▸ **TASK OBJECTIVE**
Set the listing down again in full, word for word, with the pictures left out.

(Lines of data)
## START

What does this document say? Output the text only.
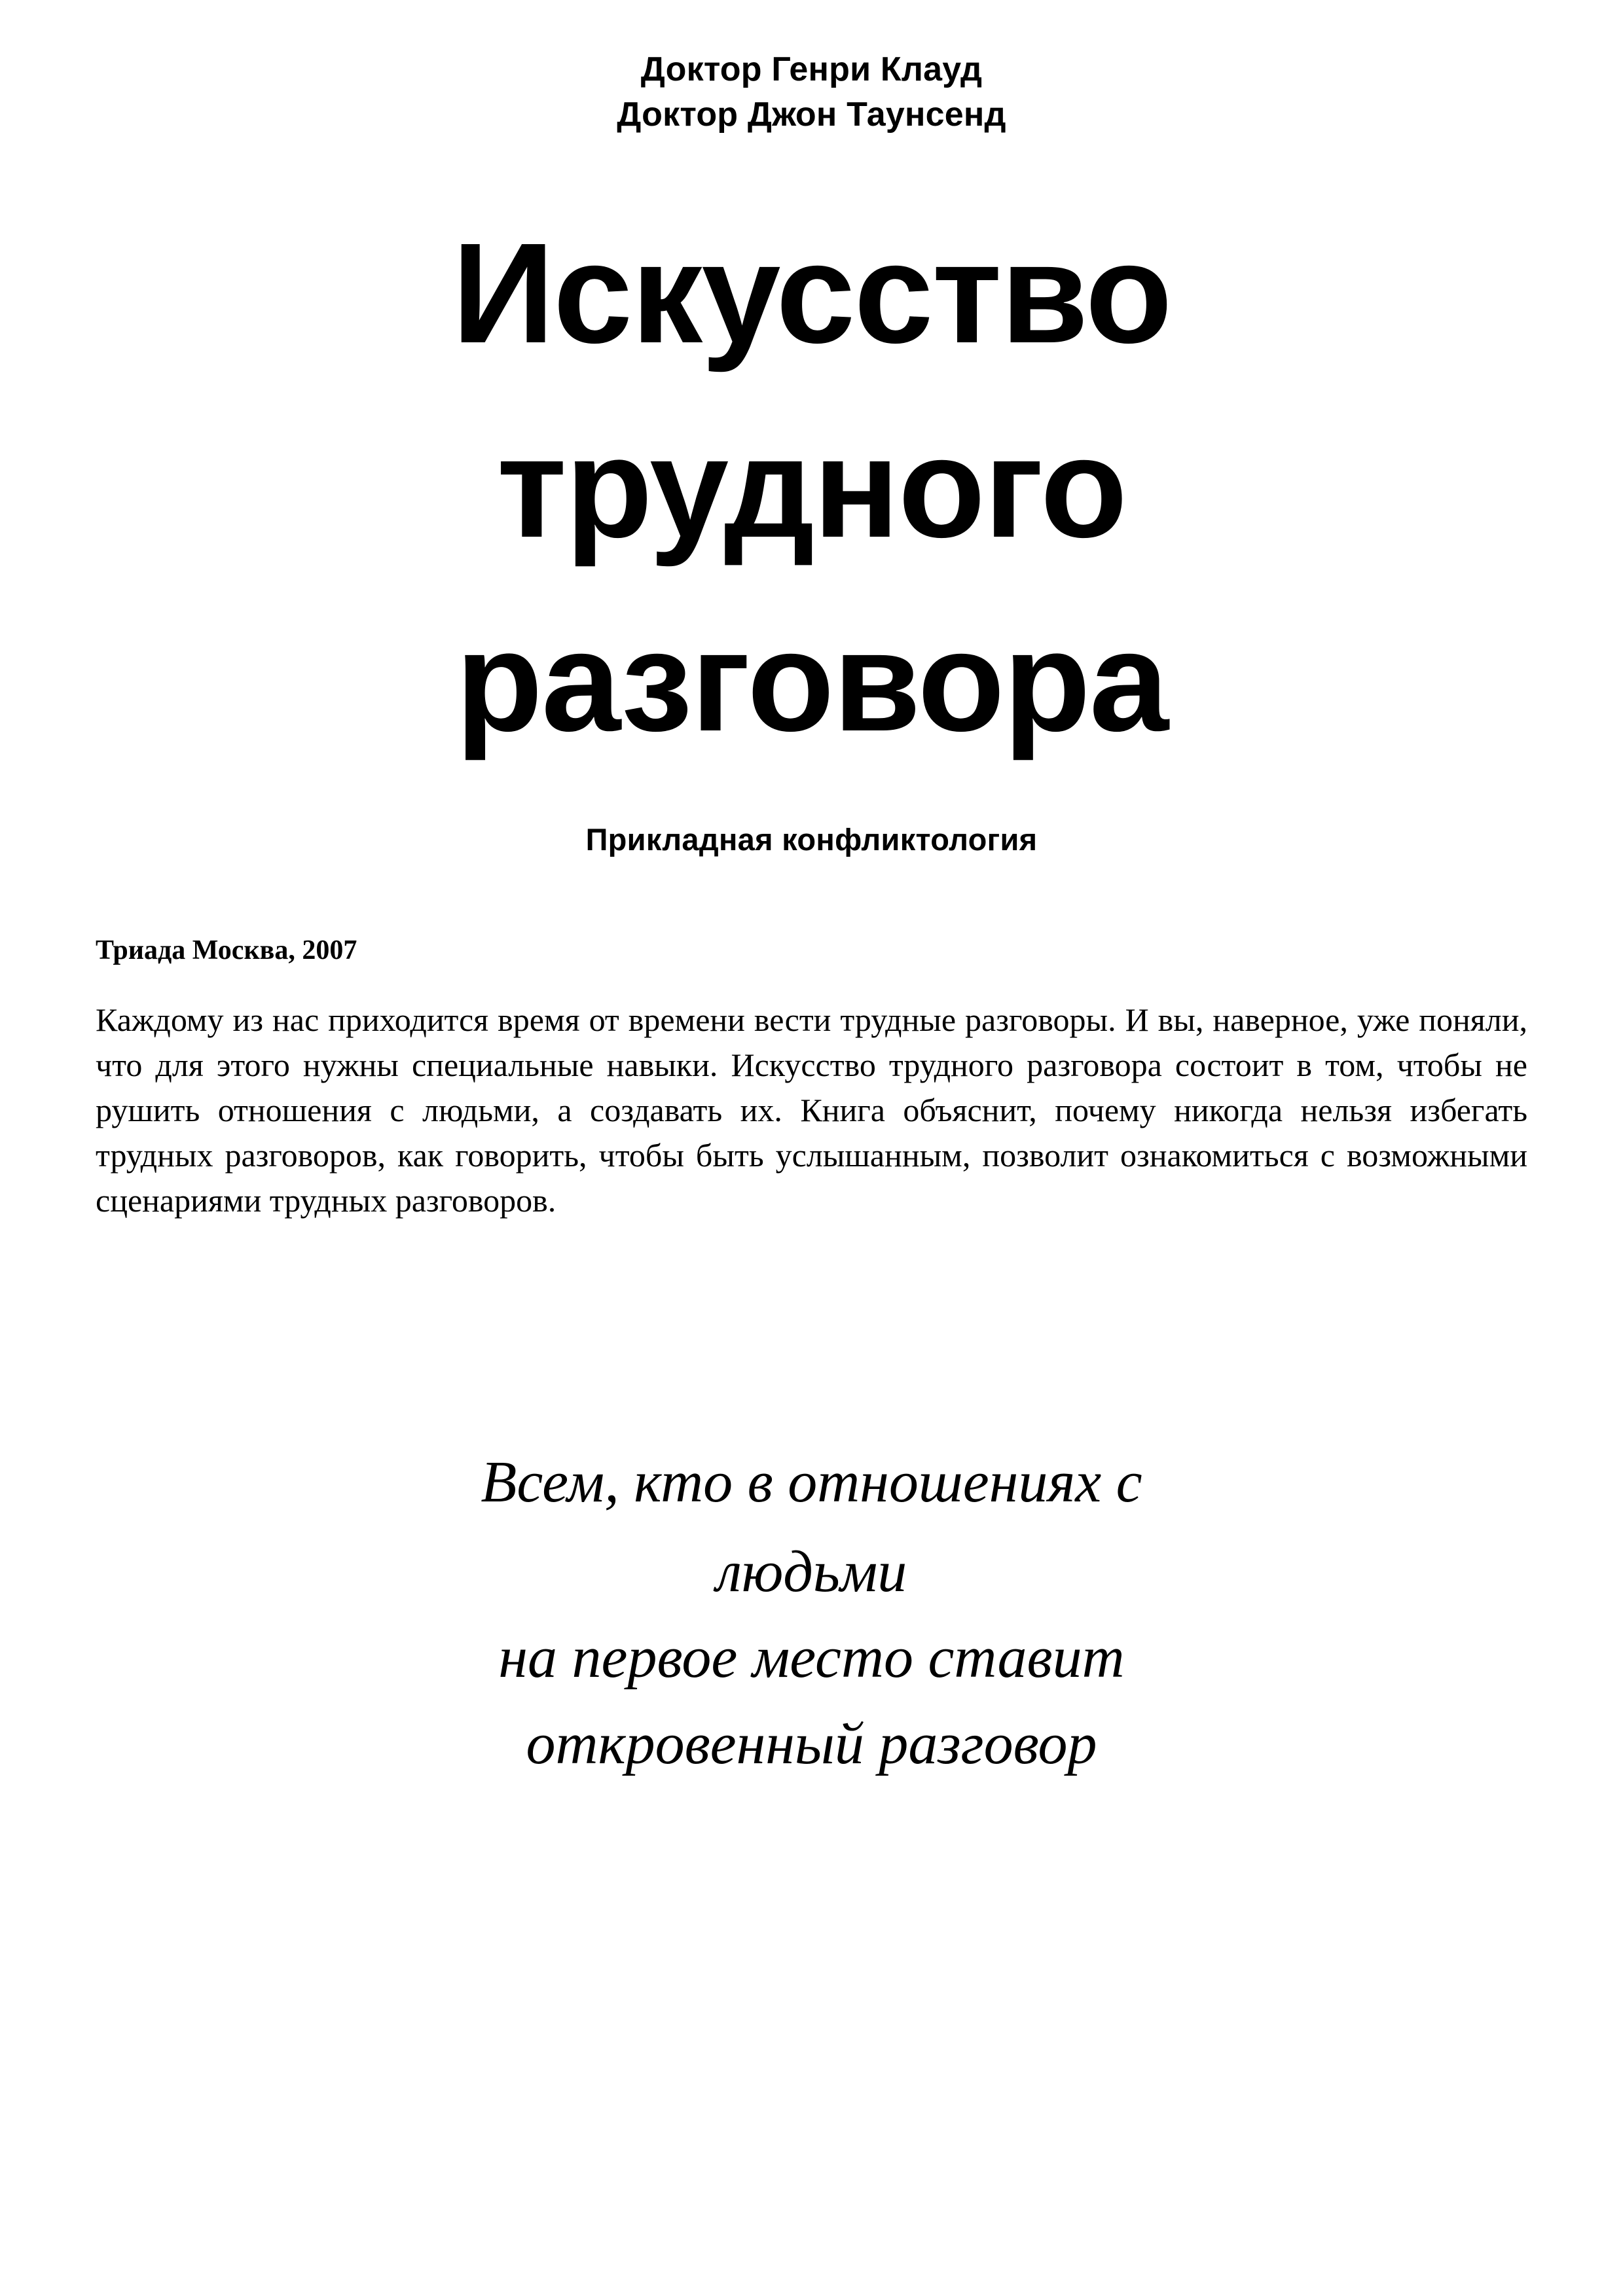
Доктор Генри Клауд
Доктор Джон Таунсенд
Искусство
трудного
разговора
Прикладная конфликтология
Триада Москва, 2007

Каждому из нас приходится время от времени вести трудные разговоры. И вы, наверное, уже поняли, что для этого нужны специальные навыки. Искусство трудного разговора состоит в том, чтобы не рушить отношения с людьми, а создавать их. Книга объяснит, почему никогда нельзя избегать трудных разговоров, как говорить, чтобы быть услышанным, позволит ознакомиться с возможными сценариями трудных разговоров.

Всем, кто в отношениях с
людьми
на первое место ставит
откровенный разговор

## END

▸ **REPLY TO THE TASK**
What does this document say? Output the text only.
Доктор Генри Клауд
Доктор Джон Таунсенд
Искусство
трудного
разговора
Прикладная конфликтология
Триада Москва, 2007

Каждому из нас приходится время от времени вести трудные разговоры. И вы, наверное, уже поняли, что для этого нужны специальные навыки. Искусство трудного разговора состоит в том, чтобы не рушить отношения с людьми, а создавать их. Книга объяснит, почему никогда нельзя избегать трудных разговоров, как говорить, чтобы быть услышанным, позволит ознакомиться с возможными сценариями трудных разговоров.

Всем, кто в отношениях с
людьми
на первое место ставит
откровенный разговор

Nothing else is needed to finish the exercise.